- **WHAT TO WORK ON**: Continue the review of Igor Levit's piano recital from where it stops.

━━ PASSAGE FOR REVIEW

In a New Yorker magazine article not long ago, music critic Alex Ross recalled his discovery of the young, Russian-born, German-trained Igor Levit. He loved what he heard when Levit’s CD arrived in the mail. Before describing the young artist’s defining characteristics, Ross complained about some of the recently-emerged pianistic talent that have offered more sizzle than steak.

“There is a surplus of pianists who play with glistening skill and photograph well but who have nothing memorable to say,” Ross wrote. He wasn’t breaking any news there.

In his praise of Levit I don’t recall him addressing at length what seems to be the pianist’s greatest strength – the utter mastery of dynamics in all kinds of music and musical challenges.

In his recital Friday night at Baldwin auditorium as part of Duke Performances, Levit presented a rich and varied program of familiar masterpieces that overwhelmed – if that’s the word – with a display of seemingly infinite shadings between loud and soft. Indeed, it was news to this listener that there is about a dozen gradients between piano and pianissimo!

The first revelation came with his breathtakingly sensitive and probing exploration of Bach’s Partita No. 4. After hearing Levit’s revelatory performance, it seems almost unthinkable that this composition, as well as most of Bach’s keyboard music, were crafted as “practice pieces.”

With the opening overture, in the dotted rhythms of the French style, our attention was drawn immediately to the clean, clear articulation of the inner and outer voices. Also at play were a judicious use of pedal and dynamic variation that would be the hallmark of the evening. Trills and other ornaments possessed a precision that suggested effortlessness.

The following Allemande movement took us to the emotional heart of the piece. Once again, the audience witnessed the kind of tenderness and a commitment to the exquisite subtleties of the score that Bach himself probably never heard. By the time the piece concluded with a fugal Gigue, where virtuosity claimed the high ground, Levit found himself in an enraptured hall. (Talk at intermission seemed to indicate “this is Bach for the ages…”)

But before the break came the six short pieces that compose Schubert’s Moments musicaux. These works place us in a different world – the one between Beethoven and the full flourishing of the Romantic era. Like his impromptus, the musical moments are heartfelt expressions of a spectrum of moods, many of them driven by captivating rhythmic patterns.

Levit’s touch was again light, as would befit a composition written for an instrument that was in Schubert’s time very much a work in progress. But while the dynamics were subdued, they were anything but compressed. Quieter passages sang softly and with ease; the more percussive ones remained persuasive but well short of any clangy overreach. And in this pianist’s hands the popular F minor march (number 3 of the 6) seemed to be the happiest piece ever rooted in a minor key.

━━━━
━━ INFORMATION SUPPLIED

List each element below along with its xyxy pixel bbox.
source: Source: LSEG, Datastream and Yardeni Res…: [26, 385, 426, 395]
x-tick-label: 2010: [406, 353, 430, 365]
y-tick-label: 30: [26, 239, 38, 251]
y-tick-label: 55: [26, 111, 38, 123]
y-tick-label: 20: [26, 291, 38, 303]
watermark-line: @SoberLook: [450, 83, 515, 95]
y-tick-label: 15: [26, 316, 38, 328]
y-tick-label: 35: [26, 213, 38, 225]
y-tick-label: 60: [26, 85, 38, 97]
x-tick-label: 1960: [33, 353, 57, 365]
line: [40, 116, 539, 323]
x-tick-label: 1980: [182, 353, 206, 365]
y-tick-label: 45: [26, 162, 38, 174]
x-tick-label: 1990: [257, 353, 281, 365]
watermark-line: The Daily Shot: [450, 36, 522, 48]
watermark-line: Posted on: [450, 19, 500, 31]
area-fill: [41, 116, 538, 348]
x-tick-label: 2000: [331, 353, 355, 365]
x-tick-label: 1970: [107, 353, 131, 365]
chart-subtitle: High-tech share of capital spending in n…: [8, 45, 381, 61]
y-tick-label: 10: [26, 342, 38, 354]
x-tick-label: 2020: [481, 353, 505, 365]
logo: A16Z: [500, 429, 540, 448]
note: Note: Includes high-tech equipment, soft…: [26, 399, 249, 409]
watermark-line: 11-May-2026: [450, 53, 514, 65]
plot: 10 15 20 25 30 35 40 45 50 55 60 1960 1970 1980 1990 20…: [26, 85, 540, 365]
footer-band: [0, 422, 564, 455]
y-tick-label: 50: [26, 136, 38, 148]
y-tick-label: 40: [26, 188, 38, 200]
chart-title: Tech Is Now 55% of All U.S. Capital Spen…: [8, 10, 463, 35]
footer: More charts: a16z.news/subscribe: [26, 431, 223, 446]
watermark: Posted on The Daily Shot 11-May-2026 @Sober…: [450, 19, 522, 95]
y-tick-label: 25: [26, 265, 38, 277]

━━━━

- **RESPONSE**:
Next: Beethoven’s inimitable, middle-period masterpiece, the so-called “Tempest” sonata. This is music of wild, pained, insistent and disturbing passions. It is like no other work in his canon, and its three movements are more interdependent than any other score I can think of.

What would Levit make of this? The powers that produced a definitive Bach – would they be welcome here?

The musicianship that ensued was clearly of a different hue than that which shaped the intimate Bach and soulful Schubert. But artistry it was, beginning (again) with finely shaded dynamics, this time accompanied by constant maintenance of the rhythmic drive that is so essential to successful treatment of the first and last movements.

By being in a major key, the second movement distinguishes itself from the others, but the beguiling sense of mystery dwells here as well. In the middle comes a succession of cascading broken chords that begin in the high treble and course down to the bass. It requires fiendish crossing of the left hand over the right – a real bump in the road for an amateur. Levit’s handling was marked by grace and unerring accuracy.

The final movement, with its passionate intensity, flashes of rage, and rhythmic drive, seems to find Beethoven almost attempting a musical autobiography. (At this time in his life deafness was beginning to overtake him.) Levit approached it almost with caution – everything it the right place, note-perfect and finely shaded. But the tempo was a bit much (fast) and while nothing in accuracy was sacrificed, the speed took something away from the overall clarity and grandeur of this wondrous creation.

Prokofiev’s Sonata No. 7, which concluded the program, is a deeply satisfying if nerve-jangling marriage of the lyrical and the grotesque – in short, typical Prokofiev.

Levit was clearly at ease delivering this alternately raucous, meltingly beautiful music. The middle movement is a monument to contrast, in which the music is at one moment tender and inviting, at others a threat to all living things. Levit coursed through it all, delivering mastery at every turn.

The concluding toccata is one of the great 20th century crowd-pleasers. It’s a blazing, virtuosic crescendo from start to finish, and as it builds in volume and intensity many pianists tend to let bits and pieces fly off into the ether. Levit’s approach was one of clinical precision, so much so that one almost wished for a smudged note or two to prove the composition’s difficulty (and the pianist’s mortality).

The thunderous finale was brilliantly executed and the audience responded as expected – with hoots and wild applause.

They were rewarded with an encore: a winning but almost pathologically whimsical polka by Shostakovich.